[START]

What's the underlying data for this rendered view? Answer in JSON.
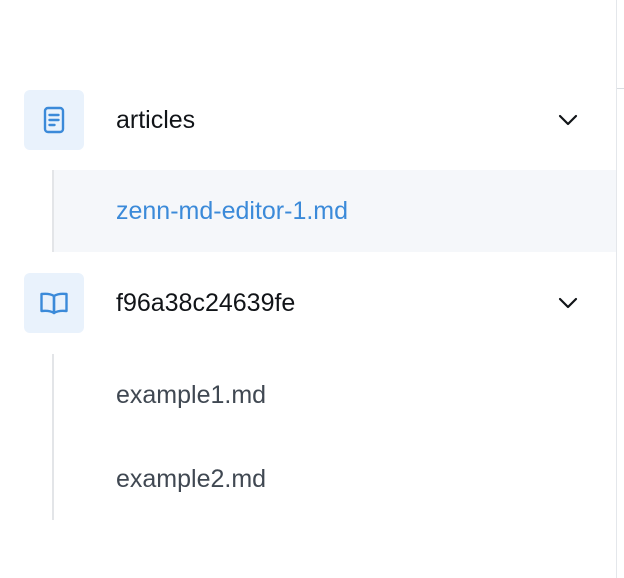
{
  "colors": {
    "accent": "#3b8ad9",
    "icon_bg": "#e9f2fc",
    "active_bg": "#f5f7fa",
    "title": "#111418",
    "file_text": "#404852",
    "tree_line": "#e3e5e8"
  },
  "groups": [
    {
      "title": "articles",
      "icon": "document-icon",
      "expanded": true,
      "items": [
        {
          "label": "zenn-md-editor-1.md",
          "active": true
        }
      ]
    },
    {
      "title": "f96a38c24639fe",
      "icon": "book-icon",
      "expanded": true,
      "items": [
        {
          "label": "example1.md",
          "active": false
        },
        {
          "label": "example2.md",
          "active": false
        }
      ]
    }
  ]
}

[END]

## Your instructions
The answer is one number: how many lines of the material above contain "label".

## Exercise response
3